• [TASK DESCRIPTION]: Copy out the lines that have "предложениях" in them.

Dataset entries
════
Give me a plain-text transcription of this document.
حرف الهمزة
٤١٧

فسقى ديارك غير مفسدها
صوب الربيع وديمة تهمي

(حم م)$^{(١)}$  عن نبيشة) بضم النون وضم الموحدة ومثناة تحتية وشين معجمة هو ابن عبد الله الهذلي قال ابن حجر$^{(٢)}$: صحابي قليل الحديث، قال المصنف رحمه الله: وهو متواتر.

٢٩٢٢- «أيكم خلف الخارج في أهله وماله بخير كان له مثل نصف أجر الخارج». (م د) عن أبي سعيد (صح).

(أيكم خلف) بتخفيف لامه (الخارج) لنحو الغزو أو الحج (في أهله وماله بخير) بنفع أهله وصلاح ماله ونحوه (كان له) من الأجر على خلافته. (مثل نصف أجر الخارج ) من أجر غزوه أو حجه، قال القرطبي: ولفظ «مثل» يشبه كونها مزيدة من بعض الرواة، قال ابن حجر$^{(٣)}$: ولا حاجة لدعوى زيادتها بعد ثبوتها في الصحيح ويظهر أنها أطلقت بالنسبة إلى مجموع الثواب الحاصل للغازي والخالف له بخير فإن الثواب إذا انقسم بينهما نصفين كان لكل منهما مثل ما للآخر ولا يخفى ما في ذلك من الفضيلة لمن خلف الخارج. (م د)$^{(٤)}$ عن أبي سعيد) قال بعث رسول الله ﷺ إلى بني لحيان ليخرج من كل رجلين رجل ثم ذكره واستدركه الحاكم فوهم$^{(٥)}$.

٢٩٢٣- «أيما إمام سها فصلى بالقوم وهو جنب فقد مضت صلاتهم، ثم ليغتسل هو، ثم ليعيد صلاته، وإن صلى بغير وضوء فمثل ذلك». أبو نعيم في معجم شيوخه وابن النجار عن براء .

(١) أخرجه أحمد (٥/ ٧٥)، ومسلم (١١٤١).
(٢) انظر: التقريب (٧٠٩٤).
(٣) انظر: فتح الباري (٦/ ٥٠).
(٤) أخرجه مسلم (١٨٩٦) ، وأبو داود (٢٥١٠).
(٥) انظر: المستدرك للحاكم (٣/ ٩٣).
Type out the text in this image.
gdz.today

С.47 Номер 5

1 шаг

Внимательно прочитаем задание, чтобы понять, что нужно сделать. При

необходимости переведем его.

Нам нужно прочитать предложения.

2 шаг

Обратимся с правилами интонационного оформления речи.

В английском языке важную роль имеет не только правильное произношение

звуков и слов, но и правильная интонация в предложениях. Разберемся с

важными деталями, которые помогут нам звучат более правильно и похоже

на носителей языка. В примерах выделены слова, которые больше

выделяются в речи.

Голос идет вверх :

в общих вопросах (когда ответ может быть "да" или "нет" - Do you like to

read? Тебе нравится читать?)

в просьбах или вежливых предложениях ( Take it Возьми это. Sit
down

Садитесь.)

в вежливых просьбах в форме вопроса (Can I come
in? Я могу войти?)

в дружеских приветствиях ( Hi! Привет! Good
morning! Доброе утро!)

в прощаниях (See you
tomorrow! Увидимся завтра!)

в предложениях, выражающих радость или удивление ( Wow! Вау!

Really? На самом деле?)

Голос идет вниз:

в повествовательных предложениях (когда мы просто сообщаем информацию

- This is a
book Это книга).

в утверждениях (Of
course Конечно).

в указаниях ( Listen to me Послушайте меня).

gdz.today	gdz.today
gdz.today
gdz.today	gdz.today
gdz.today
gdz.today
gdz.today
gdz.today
════
• [CORRECT RESPONSE]:
звуков и слов, но и правильная интонация в предложениях. Разберемся с
в просьбах или вежливых предложениях ( Take it Возьми это. Sit
в предложениях, выражающих радость или удивление ( Wow! Вау!
в повествовательных предложениях (когда мы просто сообщаем информацию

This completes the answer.